Task statement ▸ Find how many lines in the material hold the word "Services", then state that number and nothing more.

Input material ▸
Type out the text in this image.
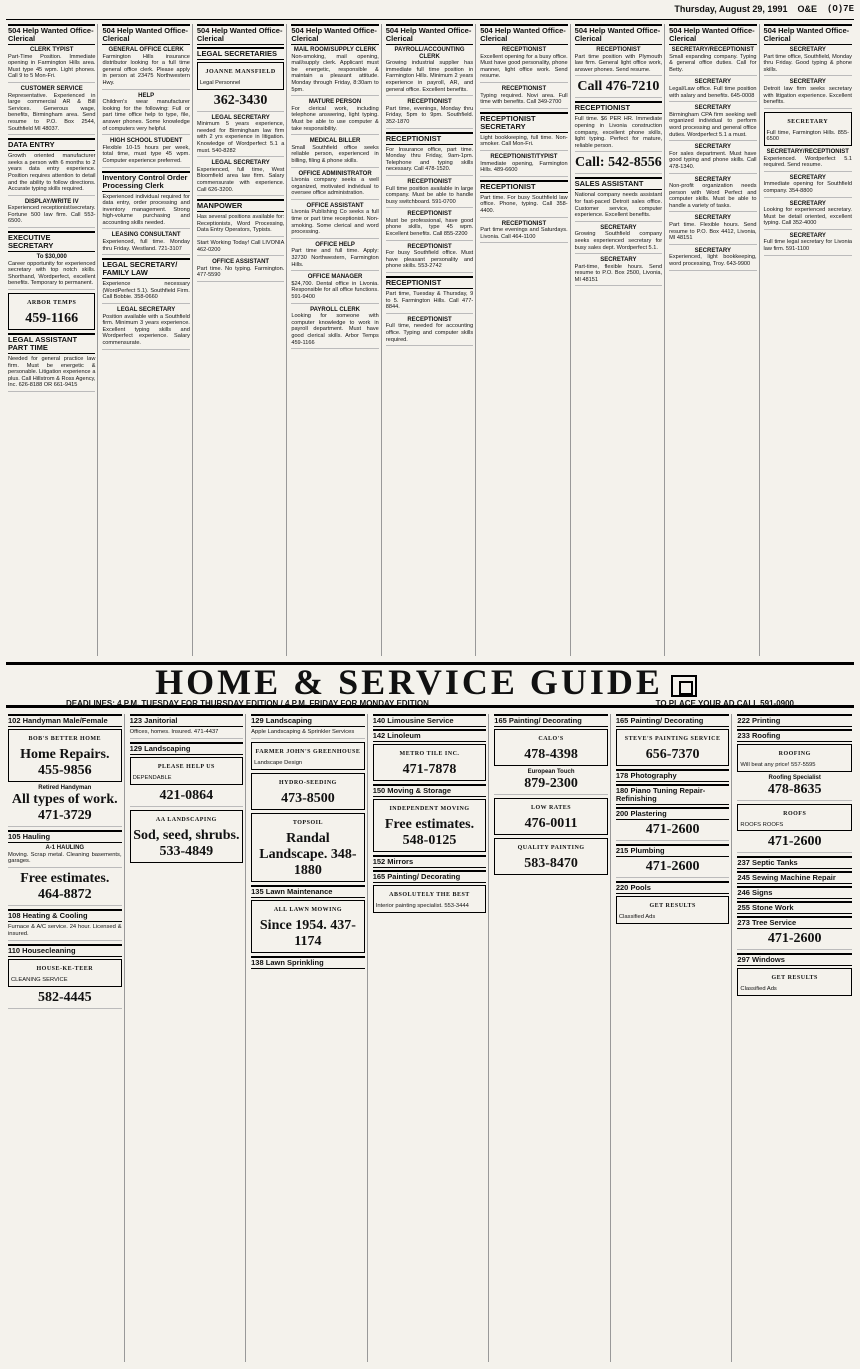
Thursday, August 29, 1991 O&E (O)7E
504 Help Wanted Office-Clerical
CLERK TYPIST
Part-Time Position. Immediate opening in Farmington Hills area. Must type 45 wpm. Light phones. Call 9 to 5 Mon-Fri.
CUSTOMER SERVICE
Representative. Experienced in large commercial AR & Bill Services. Generous wage, benefits, Birmingham area. Send resume to P.O. Box 2544, Southfield MI 48037.
DATA ENTRY
Growth oriented manufacturer seeks a person with 6 months to 2 years data entry experience. Position requires attention to detail and the ability to follow directions. Accurate typing skills required.
DISPLAY/WRITE IV
Experienced receptionist/secretary. Fortune 500 law firm. Call 553-6500.
EXECUTIVE SECRETARY
To $30,000
Career opportunity for experienced secretary with top notch skills. Shorthand, Wordperfect, excellent benefits. Temporary to permanent.
ARBOR TEMPS
459-1166
LEGAL ASSISTANT PART TIME
Needed for general practice law firm. Must be energetic & personable. Litigation experience a plus. Call Hillstrom & Ross Agency, Inc. 626-8188 OR 661-9415
504 Help Wanted Office-Clerical
GENERAL OFFICE CLERK
Farmington Hills insurance distributor looking for a full time general office clerk. Please apply in person at 23475 Northwestern Hwy.
HELP
Children's wear manufacturer looking for the following: Full or part time office help to type, file, answer phones. Some knowledge of computers very helpful.
HIGH SCHOOL STUDENT
Flexible 10-15 hours per week, total time, must type 45 wpm. Computer experience preferred.
Inventory Control Order Processing Clerk
Experienced individual required for data entry, order processing and inventory management. Strong high-volume purchasing and accounting skills needed.
LEASING CONSULTANT
Experienced, full time. Monday thru Friday. Westland. 721-3107
LEGAL SECRETARY/ FAMILY LAW
Experience necessary (WordPerfect 5.1). Southfield Firm. Call Bobbie. 358-0660
LEGAL SECRETARY
Position available with a Southfield firm. Minimum 3 years experience. Excellent typing skills and Wordperfect experience. Salary commensurate.
504 Help Wanted Office-Clerical
LEGAL SECRETARIES
JOANNE MANSFIELD
Legal Personnel
362-3430
LEGAL SECRETARY
Minimum 5 years experience, needed for Birmingham law firm with 2 yrs experience in litigation. Knowledge of Wordperfect 5.1 a must. 540-8282
LEGAL SECRETARY
Experienced, full time, West Bloomfield area law firm. Salary commensurate with experience. Call 626-3200.
MANPOWER
Has several positions available for: Receptionists, Word Processing, Data Entry Operators, Typists.
Start Working Today! Call LIVONIA 462-0200
OFFICE ASSISTANT
Part time. No typing. Farmington. 477-5590
504 Help Wanted Office-Clerical
MAIL ROOM/SUPPLY CLERK
Non-smoking, mail opening, mail/supply clerk. Applicant must be energetic, responsible & maintain a pleasant attitude. Monday through Friday, 8:30am to 5pm.
MATURE PERSON
For clerical work, including telephone answering, light typing. Must be able to use computer & take responsibility.
MEDICAL BILLER
Small Southfield office seeks reliable person, experienced in billing, filing & phone skills.
OFFICE ADMINISTRATOR
Livonia company seeks a well organized, motivated individual to oversee office administration.
OFFICE ASSISTANT
Livonia Publishing Co seeks a full time or part time receptionist. Non-smoking. Some clerical and word processing.
OFFICE HELP
Part time and full time. Apply: 32730 Northwestern, Farmington Hills.
OFFICE MANAGER
$24,700. Dental office in Livonia. Responsible for all office functions. 591-9400
PAYROLL CLERK
Looking for someone with computer knowledge to work in payroll department. Must have good clerical skills. Arbor Temps 459-1166
504 Help Wanted Office-Clerical
PAYROLL/ACCOUNTING CLERK
Growing industrial supplier has immediate full time position in Farmington Hills. Minimum 2 years experience in payroll, AR, and general office. Excellent benefits.
RECEPTIONIST
Part time, evenings, Monday thru Friday, 5pm to 9pm. Southfield. 352-1870
RECEPTIONIST
For Insurance office, part time. Monday thru Friday, 9am-1pm. Telephone and typing skills necessary. Call 478-1520.
RECEPTIONIST
Full time position available in large company. Must be able to handle busy switchboard. 591-0700
RECEPTIONIST
Must be professional, have good phone skills, type 45 wpm. Excellent benefits. Call 855-2200
RECEPTIONIST
For busy Southfield office. Must have pleasant personality and phone skills. 553-2742
RECEPTIONIST
Part time, Tuesday & Thursday, 9 to 5. Farmington Hills. Call 477-8844.
RECEPTIONIST
Full time, needed for accounting office. Typing and computer skills required.
504 Help Wanted Office-Clerical
RECEPTIONIST
Excellent opening for a busy office. Must have good personality, phone manner, light office work. Send resume.
RECEPTIONIST
Typing required. Novi area. Full time with benefits. Call 349-2700
RECEPTIONIST SECRETARY
Light bookkeeping, full time. Non-smoker. Call Mon-Fri.
RECEPTIONIST/TYPIST
Immediate opening, Farmington Hills. 489-6600
RECEPTIONIST
Part time. For busy Southfield law office. Phone, typing. Call 358-4400.
RECEPTIONIST
Part time evenings and Saturdays. Livonia. Call 464-1100
504 Help Wanted Office-Clerical
RECEPTIONIST
Part time position with Plymouth law firm. General light office work, answer phones. Send resume.
Call 476-7210
RECEPTIONIST
Full time. $6 PER HR. Immediate opening in Livonia construction company, excellent phone skills, light typing. Perfect for mature, reliable person.
Call: 542-8556
SALES ASSISTANT
National company needs assistant for fast-paced Detroit sales office. Customer service, computer experience. Excellent benefits.
SECRETARY
Growing Southfield company seeks experienced secretary for busy sales dept. Wordperfect 5.1.
SECRETARY
Part-time, flexible hours. Send resume to P.O. Box 2500, Livonia, MI 48151
504 Help Wanted Office-Clerical
SECRETARY/RECEPTIONIST
Small expanding company. Typing & general office duties. Call for Betty.
SECRETARY
Legal/Law office. Full time position with salary and benefits. 645-0008
SECRETARY
Birmingham CPA firm seeking well organized individual to perform word processing and general office duties. Wordperfect 5.1 a must.
SECRETARY
For sales department. Must have good typing and phone skills. Call 478-1340.
SECRETARY
Non-profit organization needs person with Word Perfect and computer skills. Must be able to handle a variety of tasks.
SECRETARY
Part time. Flexible hours. Send resume to P.O. Box 4412, Livonia, MI 48151
SECRETARY
Experienced, light bookkeeping, word processing, Troy. 643-9900
504 Help Wanted Office-Clerical
SECRETARY
Part time office, Southfield, Monday thru Friday. Good typing & phone skills.
SECRETARY
Detroit law firm seeks secretary with litigation experience. Excellent benefits.
SECRETARY
Full time, Farmington Hills. 855-6500
SECRETARY/RECEPTIONIST
Experienced. Wordperfect 5.1 required. Send resume.
SECRETARY
Immediate opening for Southfield company. 354-8800
SECRETARY
Looking for experienced secretary. Must be detail oriented, excellent typing. Call 352-4000
SECRETARY
Full time legal secretary for Livonia law firm. 591-1100
HOME & SERVICE GUIDE
DEADLINES: 4 P.M. TUESDAY FOR THURSDAY EDITION / 4 P.M. FRIDAY FOR MONDAY EDITION	TO PLACE YOUR AD CALL 591-0900
102 Handyman Male/Female
BOB'S BETTER HOME
Home Repairs. 455-9856
Retired Handyman
All types of work. 471-3729
105 Hauling
A-1 HAULING
Moving. Scrap metal. Cleaning basements, garages.
Free estimates. 464-8872
108 Heating & Cooling
Furnace & A/C service. 24 hour. Licensed & insured.
110 Housecleaning
HOUSE-KE-TEER
CLEANING SERVICE
582-4445
123 Janitorial
Offices, homes. Insured. 471-4437
129 Landscaping
PLEASE HELP US
DEPENDABLE
421-0864
AA LANDSCAPING
Sod, seed, shrubs. 533-4849
129 Landscaping
Apple Landscaping & Sprinkler Services
FARMER JOHN'S GREENHOUSE
Landscape Design
HYDRO-SEEDING
473-8500
TOPSOIL
Randal Landscape. 348-1880
135 Lawn Maintenance
ALL LAWN MOWING
Since 1954. 437-1174
138 Lawn Sprinkling
140 Limousine Service
142 Linoleum
METRO TILE INC.
471-7878
150 Moving & Storage
INDEPENDENT MOVING
Free estimates. 548-0125
152 Mirrors
165 Painting/ Decorating
ABSOLUTELY THE BEST
Interior painting specialist. 553-3444
165 Painting/ Decorating
CALO'S
478-4398
European Touch
879-2300
LOW RATES
476-0011
QUALITY PAINTING
583-8470
165 Painting/ Decorating
STEVE'S PAINTING SERVICE
656-7370
178 Photography
180 Piano Tuning Repair-Refinishing
200 Plastering
471-2600
215 Plumbing
471-2600
220 Pools
GET RESULTS
Classified Ads
222 Printing
233 Roofing
ROOFING
Will beat any price! 557-5595
Roofing Specialist
478-8635
ROOFS
ROOFS ROOFS
471-2600
237 Septic Tanks
245 Sewing Machine Repair
246 Signs
255 Stone Work
273 Tree Service
471-2600
297 Windows
GET RESULTS
Classified Ads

Exercise output ▸ 2